Task to carry out
Check every line below for the word "وأنشد" and copy the ones that have it.

========

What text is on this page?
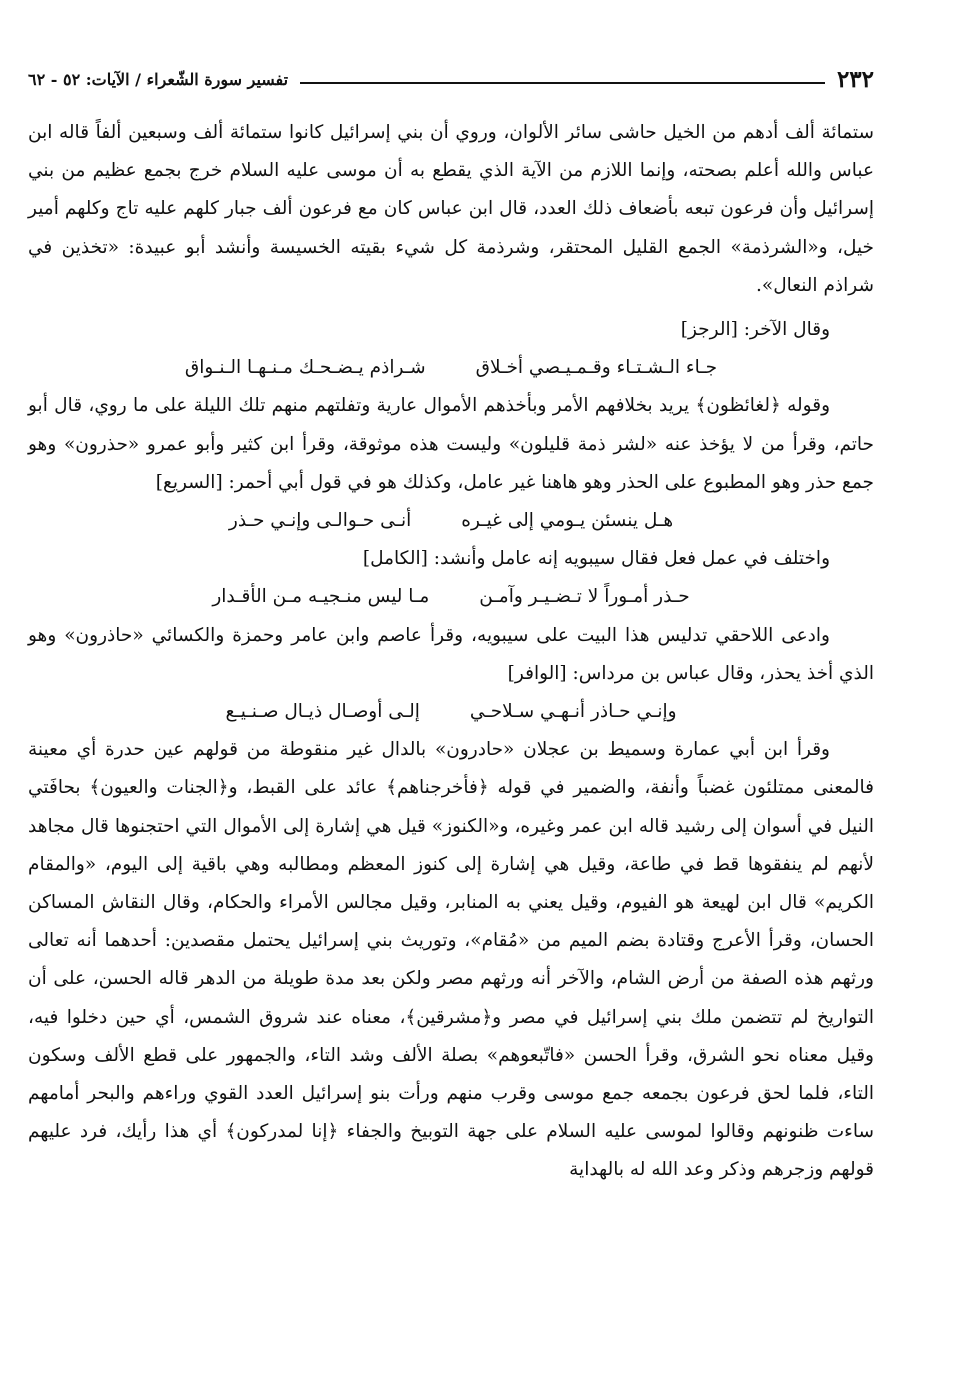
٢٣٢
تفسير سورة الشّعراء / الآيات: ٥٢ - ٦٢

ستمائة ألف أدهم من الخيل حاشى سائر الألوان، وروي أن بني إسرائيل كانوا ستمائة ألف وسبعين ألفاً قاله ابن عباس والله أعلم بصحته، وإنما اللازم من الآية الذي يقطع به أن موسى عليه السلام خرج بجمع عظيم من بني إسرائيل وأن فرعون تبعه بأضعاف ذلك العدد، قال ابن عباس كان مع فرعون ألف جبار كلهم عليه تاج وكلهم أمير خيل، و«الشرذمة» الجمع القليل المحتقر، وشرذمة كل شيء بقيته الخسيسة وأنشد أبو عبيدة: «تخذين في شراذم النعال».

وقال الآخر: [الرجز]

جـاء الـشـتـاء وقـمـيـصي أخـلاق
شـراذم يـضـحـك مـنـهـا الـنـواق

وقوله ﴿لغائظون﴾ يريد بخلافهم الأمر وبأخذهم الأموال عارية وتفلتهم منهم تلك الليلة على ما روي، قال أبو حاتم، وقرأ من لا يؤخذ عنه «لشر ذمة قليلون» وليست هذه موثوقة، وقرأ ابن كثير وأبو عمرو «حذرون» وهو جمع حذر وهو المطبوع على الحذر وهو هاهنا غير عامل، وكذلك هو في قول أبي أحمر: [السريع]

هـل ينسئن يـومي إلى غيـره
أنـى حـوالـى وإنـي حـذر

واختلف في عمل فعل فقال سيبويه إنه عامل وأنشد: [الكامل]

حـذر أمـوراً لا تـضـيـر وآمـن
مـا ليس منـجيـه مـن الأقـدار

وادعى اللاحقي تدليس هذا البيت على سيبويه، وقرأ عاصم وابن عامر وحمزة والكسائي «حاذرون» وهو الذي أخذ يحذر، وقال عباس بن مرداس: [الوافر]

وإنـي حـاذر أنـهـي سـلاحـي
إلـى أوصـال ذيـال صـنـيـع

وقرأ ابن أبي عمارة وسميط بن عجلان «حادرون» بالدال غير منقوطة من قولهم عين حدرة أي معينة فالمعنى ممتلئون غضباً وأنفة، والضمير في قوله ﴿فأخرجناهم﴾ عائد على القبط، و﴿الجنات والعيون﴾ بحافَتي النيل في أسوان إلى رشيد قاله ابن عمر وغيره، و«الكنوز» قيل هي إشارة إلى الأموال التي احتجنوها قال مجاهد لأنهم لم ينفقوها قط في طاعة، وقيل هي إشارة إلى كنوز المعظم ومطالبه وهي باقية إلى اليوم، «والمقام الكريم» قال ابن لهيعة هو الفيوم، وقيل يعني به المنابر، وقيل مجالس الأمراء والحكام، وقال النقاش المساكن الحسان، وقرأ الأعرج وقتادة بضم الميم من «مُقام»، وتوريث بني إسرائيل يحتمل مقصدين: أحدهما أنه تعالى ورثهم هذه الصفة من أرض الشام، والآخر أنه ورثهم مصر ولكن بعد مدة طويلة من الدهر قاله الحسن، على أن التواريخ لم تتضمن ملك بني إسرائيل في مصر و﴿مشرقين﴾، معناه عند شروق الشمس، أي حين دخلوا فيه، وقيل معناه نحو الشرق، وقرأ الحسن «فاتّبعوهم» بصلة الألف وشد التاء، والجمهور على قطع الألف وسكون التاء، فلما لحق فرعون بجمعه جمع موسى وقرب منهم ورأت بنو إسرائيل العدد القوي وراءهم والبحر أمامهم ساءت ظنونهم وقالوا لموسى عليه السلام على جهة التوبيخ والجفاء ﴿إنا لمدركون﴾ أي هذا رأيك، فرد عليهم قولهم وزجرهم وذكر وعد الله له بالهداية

========

Exercise response
ستمائة ألف أدهم من الخيل حاشى سائر الألوان، وروي أن بني إسرائيل كانوا ستمائة ألف وسبعين ألفاً قاله ابن عباس والله أعلم بصحته، وإنما اللازم من الآية الذي يقطع به أن موسى عليه السلام خرج بجمع عظيم من بني إسرائيل وأن فرعون تبعه بأضعاف ذلك العدد، قال ابن عباس كان مع فرعون ألف جبار كلهم عليه تاج وكلهم أمير خيل، و«الشرذمة» الجمع القليل المحتقر، وشرذمة كل شيء بقيته الخسيسة وأنشد أبو عبيدة: «تخذين في شراذم النعال».
واختلف في عمل فعل فقال سيبويه إنه عامل وأنشد: [الكامل]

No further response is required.